*Goal of the exercise*
Show every line in the entries below where the word "rate" appears.
* START Data section *
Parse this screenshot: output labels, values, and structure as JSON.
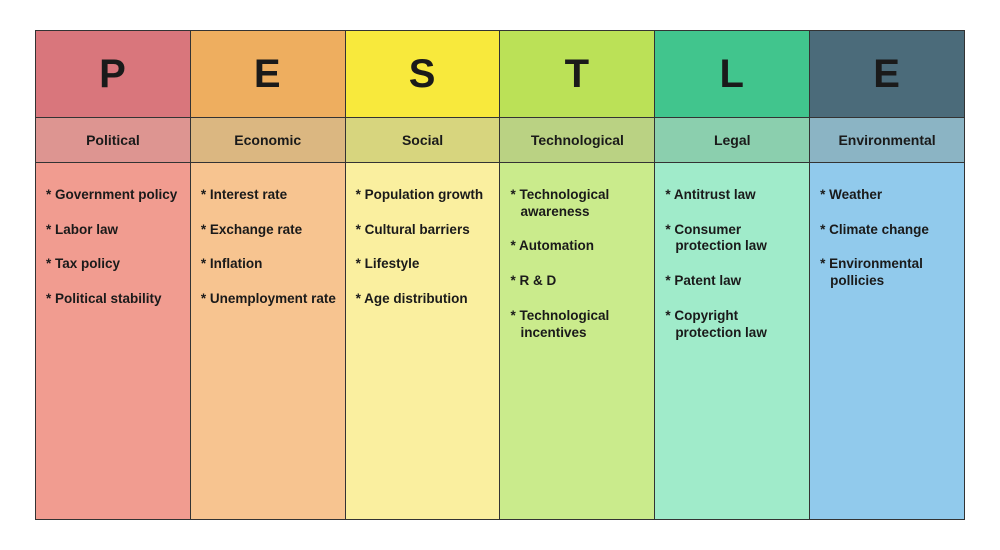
{
  "pestle": {
    "type": "infographic-table",
    "border_color": "#333333",
    "background_color": "#ffffff",
    "letter_fontsize": 40,
    "label_fontsize": 14,
    "item_fontsize": 13.5,
    "columns": [
      {
        "letter": "P",
        "label": "Political",
        "items": [
          "Government policy",
          "Labor law",
          "Tax policy",
          "Political stability"
        ],
        "letter_bg": "#d9767c",
        "label_bg": "#dd9591",
        "items_bg": "#f19c90",
        "text_color": "#1a1a1a"
      },
      {
        "letter": "E",
        "label": "Economic",
        "items": [
          "Interest rate",
          "Exchange rate",
          "Inflation",
          "Unemployment rate"
        ],
        "letter_bg": "#eeae5f",
        "label_bg": "#dbb781",
        "items_bg": "#f7c490",
        "text_color": "#1a1a1a"
      },
      {
        "letter": "S",
        "label": "Social",
        "items": [
          "Population growth",
          "Cultural barriers",
          "Lifestyle",
          "Age distribution"
        ],
        "letter_bg": "#f8e93c",
        "label_bg": "#d7d57e",
        "items_bg": "#faef9f",
        "text_color": "#1a1a1a"
      },
      {
        "letter": "T",
        "label": "Technological",
        "items": [
          "Technological awareness",
          "Automation",
          "R & D",
          "Technological incentives"
        ],
        "letter_bg": "#bbe157",
        "label_bg": "#bad283",
        "items_bg": "#caeb8c",
        "text_color": "#1a1a1a"
      },
      {
        "letter": "L",
        "label": "Legal",
        "items": [
          "Antitrust law",
          "Consumer protection law",
          "Patent law",
          "Copyright protection law"
        ],
        "letter_bg": "#41c58d",
        "label_bg": "#8bcfae",
        "items_bg": "#a0ebca",
        "text_color": "#1a1a1a"
      },
      {
        "letter": "E",
        "label": "Environmental",
        "items": [
          "Weather",
          "Climate change",
          "Environmental pollicies"
        ],
        "letter_bg": "#4b6b7a",
        "label_bg": "#8bb4c4",
        "items_bg": "#91caec",
        "text_color": "#1a1a1a"
      }
    ]
  }
}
* END Data section *
*Reply*
          "Interest rate",
          "Exchange rate",
          "Unemployment rate"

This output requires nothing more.